• **Set problem**:
All lines in which the word "this" occurs are to be extracted.

Dataset entries
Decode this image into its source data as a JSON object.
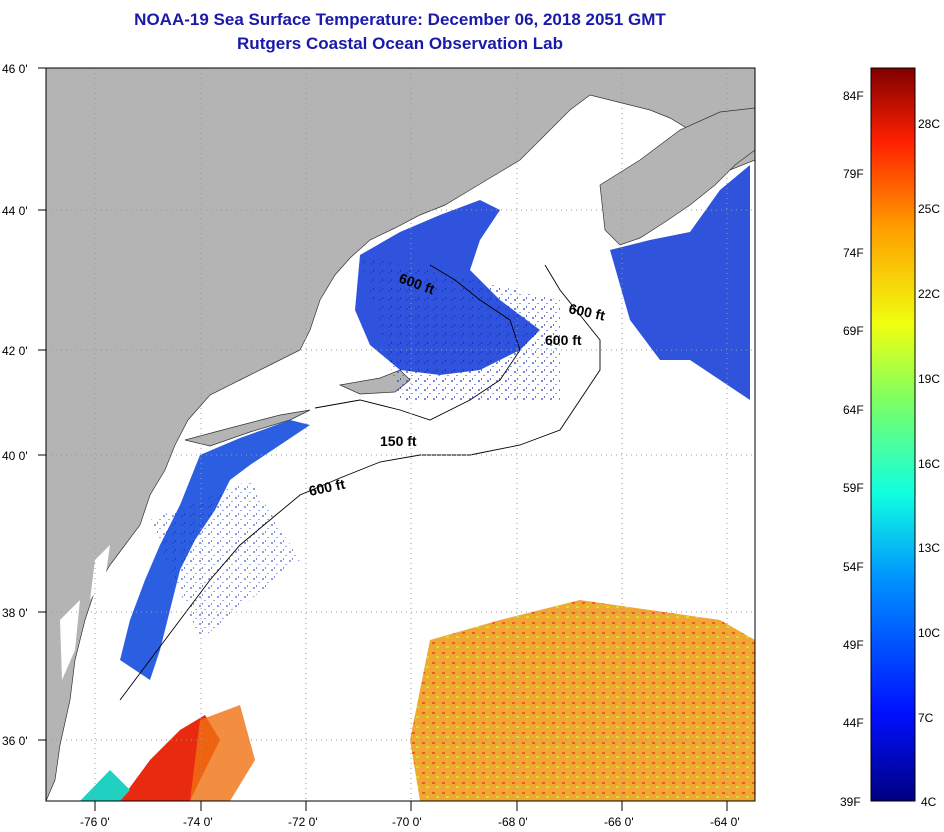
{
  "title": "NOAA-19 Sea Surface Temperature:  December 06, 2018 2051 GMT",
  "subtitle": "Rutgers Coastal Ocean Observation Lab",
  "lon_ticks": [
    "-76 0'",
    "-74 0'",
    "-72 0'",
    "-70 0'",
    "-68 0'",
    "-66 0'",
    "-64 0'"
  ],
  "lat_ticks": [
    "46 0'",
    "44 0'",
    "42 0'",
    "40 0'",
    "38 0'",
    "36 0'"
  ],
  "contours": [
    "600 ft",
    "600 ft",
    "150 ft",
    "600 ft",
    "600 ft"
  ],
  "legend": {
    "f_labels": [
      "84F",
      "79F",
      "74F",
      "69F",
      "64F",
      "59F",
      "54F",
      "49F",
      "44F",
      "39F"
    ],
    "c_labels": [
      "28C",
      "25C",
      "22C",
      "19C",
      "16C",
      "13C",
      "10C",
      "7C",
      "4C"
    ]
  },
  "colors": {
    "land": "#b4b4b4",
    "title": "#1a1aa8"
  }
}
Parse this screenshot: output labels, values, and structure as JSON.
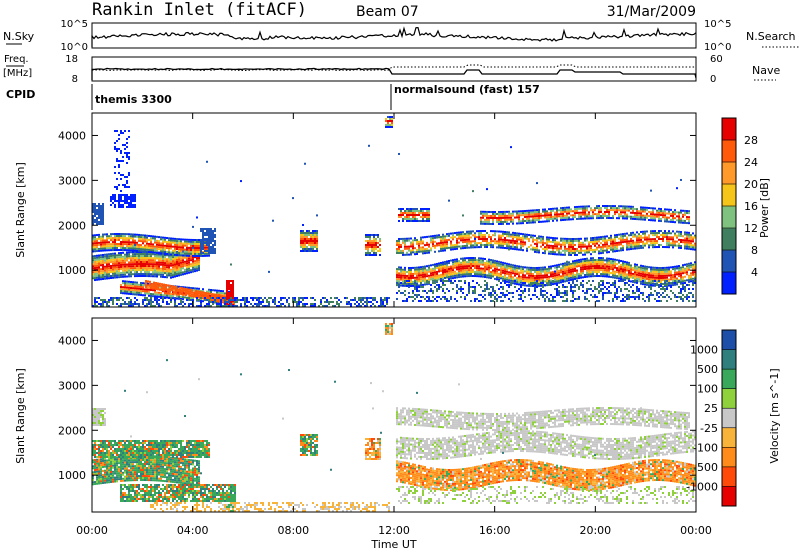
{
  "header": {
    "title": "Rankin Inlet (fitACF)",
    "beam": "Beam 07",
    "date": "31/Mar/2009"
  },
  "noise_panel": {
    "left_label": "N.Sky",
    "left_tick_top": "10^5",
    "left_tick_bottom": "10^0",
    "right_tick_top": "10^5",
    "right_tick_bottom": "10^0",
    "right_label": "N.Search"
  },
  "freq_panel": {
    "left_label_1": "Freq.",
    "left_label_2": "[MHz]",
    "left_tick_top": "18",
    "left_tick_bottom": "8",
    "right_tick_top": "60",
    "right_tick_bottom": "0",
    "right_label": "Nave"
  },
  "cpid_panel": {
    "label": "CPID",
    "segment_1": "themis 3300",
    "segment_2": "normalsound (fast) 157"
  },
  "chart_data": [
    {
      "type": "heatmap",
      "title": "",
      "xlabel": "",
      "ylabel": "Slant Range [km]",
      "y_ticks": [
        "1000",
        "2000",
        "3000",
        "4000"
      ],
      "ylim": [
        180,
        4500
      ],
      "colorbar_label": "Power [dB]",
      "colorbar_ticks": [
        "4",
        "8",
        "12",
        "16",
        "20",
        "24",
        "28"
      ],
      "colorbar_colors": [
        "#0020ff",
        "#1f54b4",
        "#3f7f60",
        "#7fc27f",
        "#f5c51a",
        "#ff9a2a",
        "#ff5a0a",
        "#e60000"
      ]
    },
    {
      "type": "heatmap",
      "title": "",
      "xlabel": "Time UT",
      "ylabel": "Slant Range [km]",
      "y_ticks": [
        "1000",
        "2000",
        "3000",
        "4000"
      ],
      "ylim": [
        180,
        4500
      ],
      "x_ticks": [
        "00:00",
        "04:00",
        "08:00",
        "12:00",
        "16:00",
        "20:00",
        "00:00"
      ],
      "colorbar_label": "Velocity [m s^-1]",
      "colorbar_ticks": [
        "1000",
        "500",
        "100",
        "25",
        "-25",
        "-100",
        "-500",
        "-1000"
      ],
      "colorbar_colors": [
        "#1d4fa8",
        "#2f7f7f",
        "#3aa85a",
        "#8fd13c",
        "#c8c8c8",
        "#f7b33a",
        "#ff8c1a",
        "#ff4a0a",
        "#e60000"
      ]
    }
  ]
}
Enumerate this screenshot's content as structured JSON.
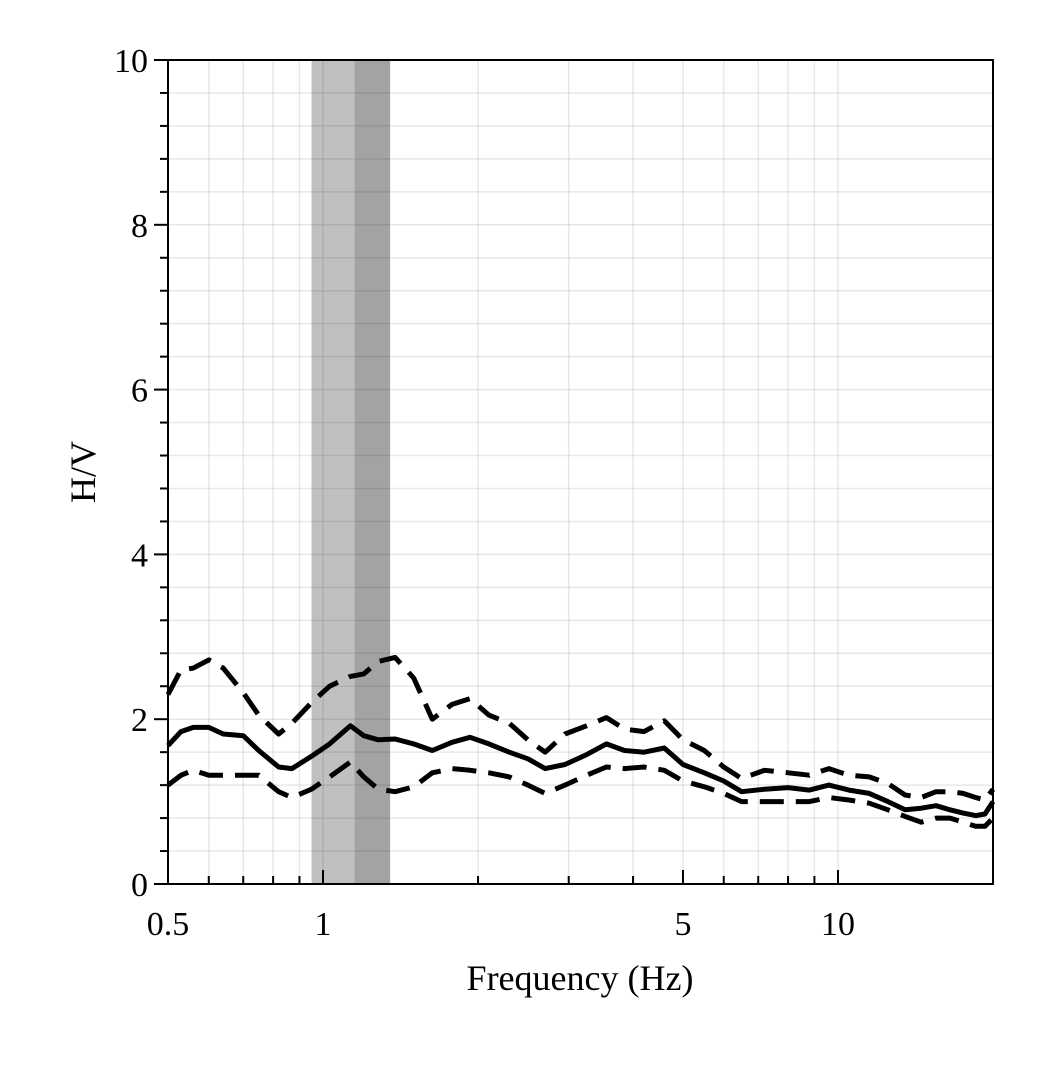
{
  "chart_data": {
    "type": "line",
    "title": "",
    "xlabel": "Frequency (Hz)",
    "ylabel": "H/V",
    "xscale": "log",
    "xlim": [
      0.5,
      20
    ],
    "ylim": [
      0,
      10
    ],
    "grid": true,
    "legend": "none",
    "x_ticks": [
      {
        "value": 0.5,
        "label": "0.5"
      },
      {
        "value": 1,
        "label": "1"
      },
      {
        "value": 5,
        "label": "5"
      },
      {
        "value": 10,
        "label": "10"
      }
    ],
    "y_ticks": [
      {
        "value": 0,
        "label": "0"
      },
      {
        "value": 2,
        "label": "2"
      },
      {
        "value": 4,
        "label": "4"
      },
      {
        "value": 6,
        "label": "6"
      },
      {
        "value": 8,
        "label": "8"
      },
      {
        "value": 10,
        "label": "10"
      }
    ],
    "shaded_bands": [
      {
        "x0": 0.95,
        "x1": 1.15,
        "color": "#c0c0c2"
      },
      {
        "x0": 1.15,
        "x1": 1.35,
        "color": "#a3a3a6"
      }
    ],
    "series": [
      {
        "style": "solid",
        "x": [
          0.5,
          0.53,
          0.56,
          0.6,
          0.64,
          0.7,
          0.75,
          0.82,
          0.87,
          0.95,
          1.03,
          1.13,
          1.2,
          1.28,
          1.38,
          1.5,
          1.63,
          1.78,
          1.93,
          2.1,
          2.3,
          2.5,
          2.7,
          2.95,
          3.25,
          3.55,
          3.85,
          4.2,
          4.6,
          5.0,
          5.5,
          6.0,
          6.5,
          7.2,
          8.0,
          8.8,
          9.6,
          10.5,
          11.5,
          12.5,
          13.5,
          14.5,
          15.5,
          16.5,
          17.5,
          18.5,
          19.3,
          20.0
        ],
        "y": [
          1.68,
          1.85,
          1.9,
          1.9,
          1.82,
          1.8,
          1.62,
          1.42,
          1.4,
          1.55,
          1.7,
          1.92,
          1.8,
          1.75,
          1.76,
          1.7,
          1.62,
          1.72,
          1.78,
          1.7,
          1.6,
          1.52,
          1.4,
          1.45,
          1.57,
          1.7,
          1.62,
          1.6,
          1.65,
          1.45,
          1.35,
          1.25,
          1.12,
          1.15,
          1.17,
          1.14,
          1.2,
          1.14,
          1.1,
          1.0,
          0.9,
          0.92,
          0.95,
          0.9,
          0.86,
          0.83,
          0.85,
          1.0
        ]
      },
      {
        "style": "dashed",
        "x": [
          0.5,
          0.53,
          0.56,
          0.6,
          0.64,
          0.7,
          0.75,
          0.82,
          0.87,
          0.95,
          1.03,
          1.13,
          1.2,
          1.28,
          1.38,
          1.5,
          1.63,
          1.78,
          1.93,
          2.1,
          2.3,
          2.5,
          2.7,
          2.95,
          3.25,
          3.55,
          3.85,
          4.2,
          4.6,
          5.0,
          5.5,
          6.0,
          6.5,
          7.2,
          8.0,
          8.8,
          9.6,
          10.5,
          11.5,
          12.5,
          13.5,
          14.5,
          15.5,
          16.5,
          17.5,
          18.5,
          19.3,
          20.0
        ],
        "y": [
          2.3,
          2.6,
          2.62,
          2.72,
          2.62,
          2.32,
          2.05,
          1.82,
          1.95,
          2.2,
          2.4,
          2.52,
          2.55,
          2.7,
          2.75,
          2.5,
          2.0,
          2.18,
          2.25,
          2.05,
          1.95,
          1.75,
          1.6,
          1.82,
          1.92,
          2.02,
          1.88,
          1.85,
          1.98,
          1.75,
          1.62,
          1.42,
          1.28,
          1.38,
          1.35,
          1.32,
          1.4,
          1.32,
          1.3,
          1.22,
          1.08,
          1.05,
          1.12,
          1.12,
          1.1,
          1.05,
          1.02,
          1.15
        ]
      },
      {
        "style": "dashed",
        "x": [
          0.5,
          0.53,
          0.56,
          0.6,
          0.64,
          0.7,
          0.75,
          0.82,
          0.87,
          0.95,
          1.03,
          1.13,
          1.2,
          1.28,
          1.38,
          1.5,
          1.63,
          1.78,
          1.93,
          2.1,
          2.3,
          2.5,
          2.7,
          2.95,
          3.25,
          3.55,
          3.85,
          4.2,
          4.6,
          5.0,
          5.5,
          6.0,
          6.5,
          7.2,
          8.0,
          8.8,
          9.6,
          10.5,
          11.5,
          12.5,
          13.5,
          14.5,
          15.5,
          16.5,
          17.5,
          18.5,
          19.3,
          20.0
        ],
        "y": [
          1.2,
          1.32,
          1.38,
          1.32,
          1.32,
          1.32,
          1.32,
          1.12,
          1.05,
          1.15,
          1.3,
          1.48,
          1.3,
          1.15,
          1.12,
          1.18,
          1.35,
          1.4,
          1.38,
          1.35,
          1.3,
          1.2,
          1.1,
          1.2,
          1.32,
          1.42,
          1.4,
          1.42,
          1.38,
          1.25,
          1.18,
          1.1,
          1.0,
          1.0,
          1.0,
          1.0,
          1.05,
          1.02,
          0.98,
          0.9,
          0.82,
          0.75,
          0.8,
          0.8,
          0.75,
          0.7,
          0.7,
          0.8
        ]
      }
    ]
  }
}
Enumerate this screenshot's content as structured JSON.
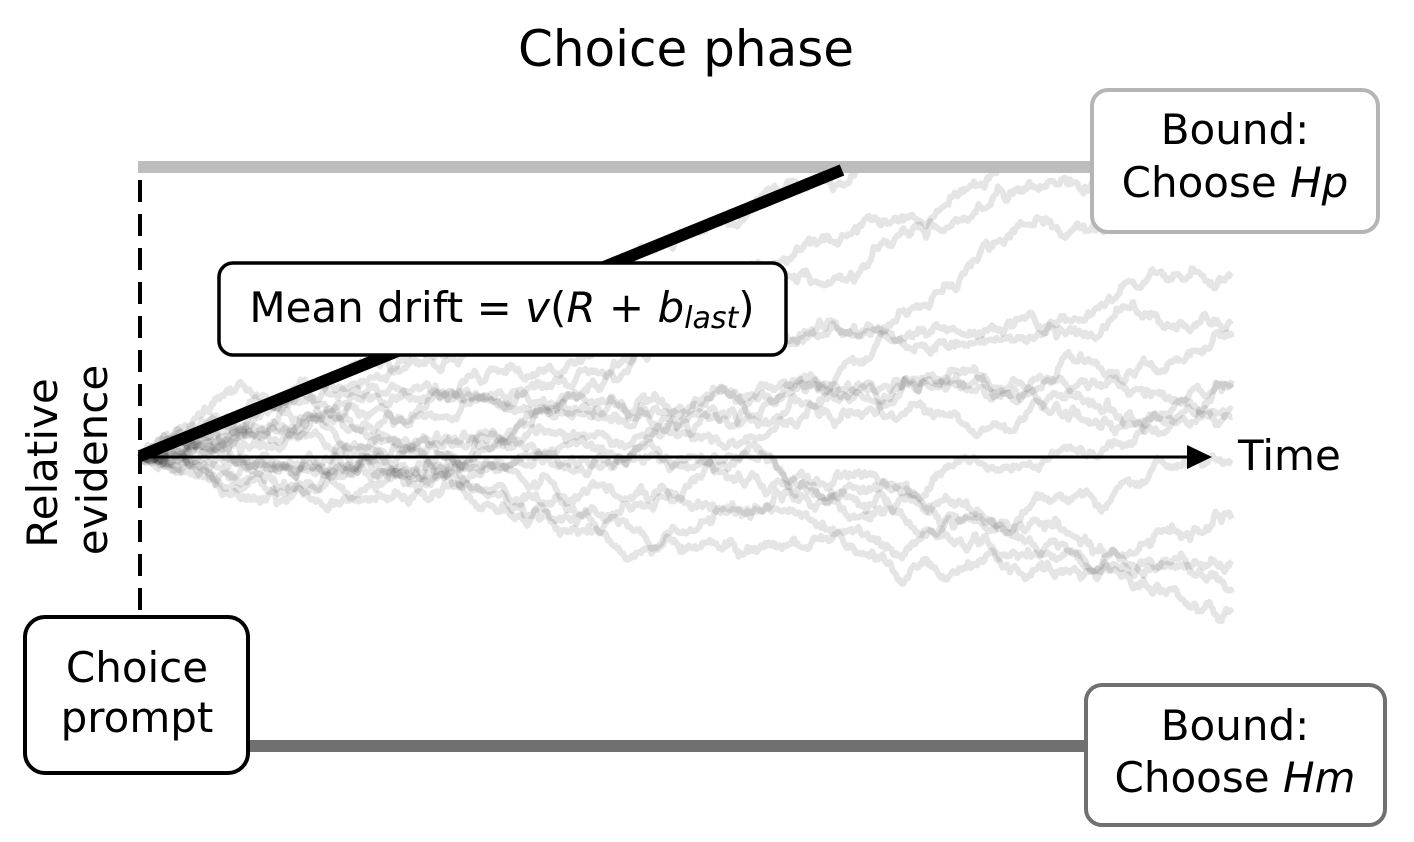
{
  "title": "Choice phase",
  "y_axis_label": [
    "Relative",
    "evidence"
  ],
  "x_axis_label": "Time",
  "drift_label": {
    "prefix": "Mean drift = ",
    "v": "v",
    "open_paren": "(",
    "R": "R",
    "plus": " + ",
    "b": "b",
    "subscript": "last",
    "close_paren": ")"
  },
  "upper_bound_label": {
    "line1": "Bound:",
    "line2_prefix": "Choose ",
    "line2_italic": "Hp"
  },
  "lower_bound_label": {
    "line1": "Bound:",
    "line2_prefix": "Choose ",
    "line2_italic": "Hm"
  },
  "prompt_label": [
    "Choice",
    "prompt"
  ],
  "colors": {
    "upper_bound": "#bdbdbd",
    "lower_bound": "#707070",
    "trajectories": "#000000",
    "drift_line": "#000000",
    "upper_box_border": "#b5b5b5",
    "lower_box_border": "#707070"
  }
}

• **Task solution**:
Decode this image into its source data as a JSON object.
Parse this screenshot: output labels, values, and structure as JSON.
Enumerate this screenshot's content as structured JSON.
Enumerate this screenshot's content as structured JSON.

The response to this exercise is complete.